═══ Data lines

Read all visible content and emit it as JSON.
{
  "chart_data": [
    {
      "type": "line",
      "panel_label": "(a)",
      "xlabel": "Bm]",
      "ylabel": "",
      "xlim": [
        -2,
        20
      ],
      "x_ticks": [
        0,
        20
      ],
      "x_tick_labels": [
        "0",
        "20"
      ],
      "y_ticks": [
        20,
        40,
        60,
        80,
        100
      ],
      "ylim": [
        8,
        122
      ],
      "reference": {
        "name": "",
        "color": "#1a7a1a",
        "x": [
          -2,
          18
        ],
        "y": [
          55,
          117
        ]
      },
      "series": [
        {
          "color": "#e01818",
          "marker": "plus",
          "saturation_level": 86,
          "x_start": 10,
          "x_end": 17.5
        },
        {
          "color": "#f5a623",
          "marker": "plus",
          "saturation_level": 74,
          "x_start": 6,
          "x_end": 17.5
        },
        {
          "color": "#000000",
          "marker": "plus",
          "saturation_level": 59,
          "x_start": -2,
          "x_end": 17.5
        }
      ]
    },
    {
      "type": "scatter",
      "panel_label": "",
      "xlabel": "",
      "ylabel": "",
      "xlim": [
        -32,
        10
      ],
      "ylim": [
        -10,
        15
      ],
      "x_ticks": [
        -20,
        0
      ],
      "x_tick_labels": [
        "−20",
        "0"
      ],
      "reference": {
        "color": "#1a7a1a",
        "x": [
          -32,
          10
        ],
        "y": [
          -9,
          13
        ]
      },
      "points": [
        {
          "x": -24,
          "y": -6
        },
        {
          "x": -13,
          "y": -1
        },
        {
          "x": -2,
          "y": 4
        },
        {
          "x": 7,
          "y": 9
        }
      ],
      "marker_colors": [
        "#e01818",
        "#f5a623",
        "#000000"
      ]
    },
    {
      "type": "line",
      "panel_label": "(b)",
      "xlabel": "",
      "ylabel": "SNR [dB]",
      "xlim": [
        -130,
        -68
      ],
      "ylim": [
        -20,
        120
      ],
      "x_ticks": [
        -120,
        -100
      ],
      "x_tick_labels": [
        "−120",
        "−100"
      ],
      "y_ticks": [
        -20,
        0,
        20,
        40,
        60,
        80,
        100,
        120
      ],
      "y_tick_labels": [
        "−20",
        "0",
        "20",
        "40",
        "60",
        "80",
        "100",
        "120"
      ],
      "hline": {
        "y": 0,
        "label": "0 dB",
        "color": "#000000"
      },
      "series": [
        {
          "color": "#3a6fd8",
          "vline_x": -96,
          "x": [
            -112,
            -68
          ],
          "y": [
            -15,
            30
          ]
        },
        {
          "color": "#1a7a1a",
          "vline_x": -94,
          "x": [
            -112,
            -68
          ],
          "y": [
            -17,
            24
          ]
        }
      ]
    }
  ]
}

══════

**Goal**:
Restate each record word for word.

**Solution for this exercise**:
Read all visible content and emit it as JSON.
{
  "chart_data": [
    {
      "type": "line",
      "panel_label": "(a)",
      "xlabel": "Bm]",
      "ylabel": "",
      "xlim": [
        -2,
        20
      ],
      "x_ticks": [
        0,
        20
      ],
      "x_tick_labels": [
        "0",
        "20"
      ],
      "y_ticks": [
        20,
        40,
        60,
        80,
        100
      ],
      "ylim": [
        8,
        122
      ],
      "reference": {
        "name": "",
        "color": "#1a7a1a",
        "x": [
          -2,
          18
        ],
        "y": [
          55,
          117
        ]
      },
      "series": [
        {
          "color": "#e01818",
          "marker": "plus",
          "saturation_level": 86,
          "x_start": 10,
          "x_end": 17.5
        },
        {
          "color": "#f5a623",
          "marker": "plus",
          "saturation_level": 74,
          "x_start": 6,
          "x_end": 17.5
        },
        {
          "color": "#000000",
          "marker": "plus",
          "saturation_level": 59,
          "x_start": -2,
          "x_end": 17.5
        }
      ]
    },
    {
      "type": "scatter",
      "panel_label": "",
      "xlabel": "",
      "ylabel": "",
      "xlim": [
        -32,
        10
      ],
      "ylim": [
        -10,
        15
      ],
      "x_ticks": [
        -20,
        0
      ],
      "x_tick_labels": [
        "−20",
        "0"
      ],
      "reference": {
        "color": "#1a7a1a",
        "x": [
          -32,
          10
        ],
        "y": [
          -9,
          13
        ]
      },
      "points": [
        {
          "x": -24,
          "y": -6
        },
        {
          "x": -13,
          "y": -1
        },
        {
          "x": -2,
          "y": 4
        },
        {
          "x": 7,
          "y": 9
        }
      ],
      "marker_colors": [
        "#e01818",
        "#f5a623",
        "#000000"
      ]
    },
    {
      "type": "line",
      "panel_label": "(b)",
      "xlabel": "",
      "ylabel": "SNR [dB]",
      "xlim": [
        -130,
        -68
      ],
      "ylim": [
        -20,
        120
      ],
      "x_ticks": [
        -120,
        -100
      ],
      "x_tick_labels": [
        "−120",
        "−100"
      ],
      "y_ticks": [
        -20,
        0,
        20,
        40,
        60,
        80,
        100,
        120
      ],
      "y_tick_labels": [
        "−20",
        "0",
        "20",
        "40",
        "60",
        "80",
        "100",
        "120"
      ],
      "hline": {
        "y": 0,
        "label": "0 dB",
        "color": "#000000"
      },
      "series": [
        {
          "color": "#3a6fd8",
          "vline_x": -96,
          "x": [
            -112,
            -68
          ],
          "y": [
            -15,
            30
          ]
        },
        {
          "color": "#1a7a1a",
          "vline_x": -94,
          "x": [
            -112,
            -68
          ],
          "y": [
            -17,
            24
          ]
        }
      ]
    }
  ]
}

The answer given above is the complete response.